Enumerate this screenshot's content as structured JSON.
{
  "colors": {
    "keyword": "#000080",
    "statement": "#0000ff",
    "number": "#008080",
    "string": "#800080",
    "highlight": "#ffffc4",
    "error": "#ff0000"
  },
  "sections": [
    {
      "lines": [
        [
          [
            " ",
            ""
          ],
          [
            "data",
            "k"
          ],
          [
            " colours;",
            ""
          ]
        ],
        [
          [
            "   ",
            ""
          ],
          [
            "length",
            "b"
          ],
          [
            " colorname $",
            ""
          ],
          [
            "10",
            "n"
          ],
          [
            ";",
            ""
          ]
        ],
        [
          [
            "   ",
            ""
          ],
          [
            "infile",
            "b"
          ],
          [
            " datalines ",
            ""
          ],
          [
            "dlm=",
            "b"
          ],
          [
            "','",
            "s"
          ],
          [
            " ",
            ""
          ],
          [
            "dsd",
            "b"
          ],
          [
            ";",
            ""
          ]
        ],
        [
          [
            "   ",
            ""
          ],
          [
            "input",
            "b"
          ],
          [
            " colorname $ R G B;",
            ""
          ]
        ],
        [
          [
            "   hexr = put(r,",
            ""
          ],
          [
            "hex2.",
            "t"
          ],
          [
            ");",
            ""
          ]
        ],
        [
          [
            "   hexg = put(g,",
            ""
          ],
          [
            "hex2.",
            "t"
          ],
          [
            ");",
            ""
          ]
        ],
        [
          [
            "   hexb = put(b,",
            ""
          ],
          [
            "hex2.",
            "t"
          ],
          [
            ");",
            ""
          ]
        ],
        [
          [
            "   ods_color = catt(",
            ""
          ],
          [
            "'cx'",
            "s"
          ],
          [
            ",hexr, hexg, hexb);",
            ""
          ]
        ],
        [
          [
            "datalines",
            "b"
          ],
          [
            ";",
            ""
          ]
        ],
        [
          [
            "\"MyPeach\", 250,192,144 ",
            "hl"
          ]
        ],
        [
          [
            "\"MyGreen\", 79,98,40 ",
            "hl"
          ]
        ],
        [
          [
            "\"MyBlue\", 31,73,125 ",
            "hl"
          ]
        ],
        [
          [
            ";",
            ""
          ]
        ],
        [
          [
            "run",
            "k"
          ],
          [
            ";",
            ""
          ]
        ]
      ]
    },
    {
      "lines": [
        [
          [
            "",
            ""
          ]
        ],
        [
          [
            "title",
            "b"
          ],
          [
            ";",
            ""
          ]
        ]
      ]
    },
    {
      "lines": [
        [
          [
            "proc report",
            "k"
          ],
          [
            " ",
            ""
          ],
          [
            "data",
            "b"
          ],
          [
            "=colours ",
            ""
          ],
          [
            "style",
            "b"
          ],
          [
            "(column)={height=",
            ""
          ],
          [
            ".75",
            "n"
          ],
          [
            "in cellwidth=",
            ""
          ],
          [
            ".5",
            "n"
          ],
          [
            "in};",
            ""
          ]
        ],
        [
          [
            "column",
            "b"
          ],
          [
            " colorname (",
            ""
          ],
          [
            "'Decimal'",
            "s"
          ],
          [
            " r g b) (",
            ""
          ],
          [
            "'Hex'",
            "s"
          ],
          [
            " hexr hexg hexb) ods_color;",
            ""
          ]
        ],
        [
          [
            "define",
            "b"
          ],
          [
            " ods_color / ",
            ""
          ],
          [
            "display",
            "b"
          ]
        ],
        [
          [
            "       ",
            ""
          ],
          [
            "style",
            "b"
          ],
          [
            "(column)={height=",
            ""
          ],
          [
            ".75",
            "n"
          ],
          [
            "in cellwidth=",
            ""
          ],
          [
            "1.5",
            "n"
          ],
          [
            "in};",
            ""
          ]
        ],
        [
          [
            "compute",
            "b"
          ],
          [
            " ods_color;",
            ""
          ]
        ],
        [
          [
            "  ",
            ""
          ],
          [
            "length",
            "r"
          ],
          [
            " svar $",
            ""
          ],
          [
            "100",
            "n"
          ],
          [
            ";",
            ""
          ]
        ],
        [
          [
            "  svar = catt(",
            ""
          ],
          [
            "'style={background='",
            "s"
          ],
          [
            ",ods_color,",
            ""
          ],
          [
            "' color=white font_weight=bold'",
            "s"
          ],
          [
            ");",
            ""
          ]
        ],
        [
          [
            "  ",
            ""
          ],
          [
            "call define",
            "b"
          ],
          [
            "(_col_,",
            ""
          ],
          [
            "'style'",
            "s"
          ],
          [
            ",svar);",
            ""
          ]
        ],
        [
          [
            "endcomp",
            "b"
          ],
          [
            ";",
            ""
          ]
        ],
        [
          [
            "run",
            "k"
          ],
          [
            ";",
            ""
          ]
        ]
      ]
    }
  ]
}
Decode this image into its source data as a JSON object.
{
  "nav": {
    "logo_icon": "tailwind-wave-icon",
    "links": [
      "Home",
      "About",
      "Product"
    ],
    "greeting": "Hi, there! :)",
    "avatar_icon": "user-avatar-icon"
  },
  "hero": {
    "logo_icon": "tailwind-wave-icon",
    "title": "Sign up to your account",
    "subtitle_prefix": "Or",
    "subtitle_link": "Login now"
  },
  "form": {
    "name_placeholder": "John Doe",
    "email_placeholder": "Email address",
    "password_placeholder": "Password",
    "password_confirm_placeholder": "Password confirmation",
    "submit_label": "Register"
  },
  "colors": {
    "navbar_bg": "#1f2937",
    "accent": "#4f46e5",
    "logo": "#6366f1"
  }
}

STATED PROBLEM - Extract, exactly, the lines above that begin at the line containing "Decode this image" and end at the final line of the records; add no other text.

COMPLETED TASK -
Decode this image into its source data as a JSON object.
{
  "nav": {
    "logo_icon": "tailwind-wave-icon",
    "links": [
      "Home",
      "About",
      "Product"
    ],
    "greeting": "Hi, there! :)",
    "avatar_icon": "user-avatar-icon"
  },
  "hero": {
    "logo_icon": "tailwind-wave-icon",
    "title": "Sign up to your account",
    "subtitle_prefix": "Or",
    "subtitle_link": "Login now"
  },
  "form": {
    "name_placeholder": "John Doe",
    "email_placeholder": "Email address",
    "password_placeholder": "Password",
    "password_confirm_placeholder": "Password confirmation",
    "submit_label": "Register"
  },
  "colors": {
    "navbar_bg": "#1f2937",
    "accent": "#4f46e5",
    "logo": "#6366f1"
  }
}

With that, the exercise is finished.